To be done ▸ Every entry below must appear again, exactly as written.
------
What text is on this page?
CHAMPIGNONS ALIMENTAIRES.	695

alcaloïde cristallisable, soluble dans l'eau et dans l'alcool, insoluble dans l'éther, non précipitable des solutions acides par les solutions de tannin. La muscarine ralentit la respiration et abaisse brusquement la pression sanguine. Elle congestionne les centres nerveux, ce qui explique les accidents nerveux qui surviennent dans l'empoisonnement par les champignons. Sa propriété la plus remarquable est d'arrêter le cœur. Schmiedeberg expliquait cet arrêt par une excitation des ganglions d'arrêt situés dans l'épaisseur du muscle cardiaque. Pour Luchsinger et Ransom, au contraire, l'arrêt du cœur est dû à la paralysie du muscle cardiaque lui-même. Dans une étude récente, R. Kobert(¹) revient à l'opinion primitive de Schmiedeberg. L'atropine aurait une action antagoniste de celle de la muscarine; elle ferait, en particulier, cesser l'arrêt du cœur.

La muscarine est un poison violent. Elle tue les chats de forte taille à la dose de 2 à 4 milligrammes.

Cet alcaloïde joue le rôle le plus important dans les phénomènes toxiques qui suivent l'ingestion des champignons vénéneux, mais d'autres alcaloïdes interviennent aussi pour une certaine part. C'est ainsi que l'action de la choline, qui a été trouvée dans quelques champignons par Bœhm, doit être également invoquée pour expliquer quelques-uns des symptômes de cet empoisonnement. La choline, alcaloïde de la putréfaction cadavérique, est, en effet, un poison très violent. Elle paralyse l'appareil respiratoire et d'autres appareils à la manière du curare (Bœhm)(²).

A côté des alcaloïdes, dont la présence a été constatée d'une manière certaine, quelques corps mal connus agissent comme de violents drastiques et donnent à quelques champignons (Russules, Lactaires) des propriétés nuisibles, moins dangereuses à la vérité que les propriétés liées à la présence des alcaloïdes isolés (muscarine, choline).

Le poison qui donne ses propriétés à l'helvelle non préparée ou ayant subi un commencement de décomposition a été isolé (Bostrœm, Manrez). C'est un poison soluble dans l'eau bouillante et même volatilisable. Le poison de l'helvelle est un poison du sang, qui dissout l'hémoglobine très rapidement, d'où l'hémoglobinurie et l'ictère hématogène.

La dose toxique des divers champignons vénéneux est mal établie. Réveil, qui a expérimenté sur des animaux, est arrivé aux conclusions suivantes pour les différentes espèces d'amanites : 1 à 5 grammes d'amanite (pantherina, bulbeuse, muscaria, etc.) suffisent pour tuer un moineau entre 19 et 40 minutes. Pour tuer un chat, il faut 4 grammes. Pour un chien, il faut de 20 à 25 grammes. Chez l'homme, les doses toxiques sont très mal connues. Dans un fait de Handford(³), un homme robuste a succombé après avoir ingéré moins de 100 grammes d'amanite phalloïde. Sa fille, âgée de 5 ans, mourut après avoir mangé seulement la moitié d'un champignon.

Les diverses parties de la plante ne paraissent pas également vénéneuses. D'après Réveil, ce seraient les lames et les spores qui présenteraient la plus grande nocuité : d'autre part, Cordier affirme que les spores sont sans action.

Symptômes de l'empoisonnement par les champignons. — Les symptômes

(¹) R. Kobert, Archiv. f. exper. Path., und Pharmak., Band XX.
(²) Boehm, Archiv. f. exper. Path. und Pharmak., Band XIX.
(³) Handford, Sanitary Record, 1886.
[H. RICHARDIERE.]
------
Response for this exercise ▸
What text is on this page?
CHAMPIGNONS ALIMENTAIRES.	695

alcaloïde cristallisable, soluble dans l'eau et dans l'alcool, insoluble dans l'éther, non précipitable des solutions acides par les solutions de tannin. La muscarine ralentit la respiration et abaisse brusquement la pression sanguine. Elle congestionne les centres nerveux, ce qui explique les accidents nerveux qui surviennent dans l'empoisonnement par les champignons. Sa propriété la plus remarquable est d'arrêter le cœur. Schmiedeberg expliquait cet arrêt par une excitation des ganglions d'arrêt situés dans l'épaisseur du muscle cardiaque. Pour Luchsinger et Ransom, au contraire, l'arrêt du cœur est dû à la paralysie du muscle cardiaque lui-même. Dans une étude récente, R. Kobert(¹) revient à l'opinion primitive de Schmiedeberg. L'atropine aurait une action antagoniste de celle de la muscarine; elle ferait, en particulier, cesser l'arrêt du cœur.

La muscarine est un poison violent. Elle tue les chats de forte taille à la dose de 2 à 4 milligrammes.

Cet alcaloïde joue le rôle le plus important dans les phénomènes toxiques qui suivent l'ingestion des champignons vénéneux, mais d'autres alcaloïdes interviennent aussi pour une certaine part. C'est ainsi que l'action de la choline, qui a été trouvée dans quelques champignons par Bœhm, doit être également invoquée pour expliquer quelques-uns des symptômes de cet empoisonnement. La choline, alcaloïde de la putréfaction cadavérique, est, en effet, un poison très violent. Elle paralyse l'appareil respiratoire et d'autres appareils à la manière du curare (Bœhm)(²).

A côté des alcaloïdes, dont la présence a été constatée d'une manière certaine, quelques corps mal connus agissent comme de violents drastiques et donnent à quelques champignons (Russules, Lactaires) des propriétés nuisibles, moins dangereuses à la vérité que les propriétés liées à la présence des alcaloïdes isolés (muscarine, choline).

Le poison qui donne ses propriétés à l'helvelle non préparée ou ayant subi un commencement de décomposition a été isolé (Bostrœm, Manrez). C'est un poison soluble dans l'eau bouillante et même volatilisable. Le poison de l'helvelle est un poison du sang, qui dissout l'hémoglobine très rapidement, d'où l'hémoglobinurie et l'ictère hématogène.

La dose toxique des divers champignons vénéneux est mal établie. Réveil, qui a expérimenté sur des animaux, est arrivé aux conclusions suivantes pour les différentes espèces d'amanites : 1 à 5 grammes d'amanite (pantherina, bulbeuse, muscaria, etc.) suffisent pour tuer un moineau entre 19 et 40 minutes. Pour tuer un chat, il faut 4 grammes. Pour un chien, il faut de 20 à 25 grammes. Chez l'homme, les doses toxiques sont très mal connues. Dans un fait de Handford(³), un homme robuste a succombé après avoir ingéré moins de 100 grammes d'amanite phalloïde. Sa fille, âgée de 5 ans, mourut après avoir mangé seulement la moitié d'un champignon.

Les diverses parties de la plante ne paraissent pas également vénéneuses. D'après Réveil, ce seraient les lames et les spores qui présenteraient la plus grande nocuité : d'autre part, Cordier affirme que les spores sont sans action.

Symptômes de l'empoisonnement par les champignons. — Les symptômes

(¹) R. Kobert, Archiv. f. exper. Path., und Pharmak., Band XX.
(²) Boehm, Archiv. f. exper. Path. und Pharmak., Band XIX.
(³) Handford, Sanitary Record, 1886.
[H. RICHARDIERE.]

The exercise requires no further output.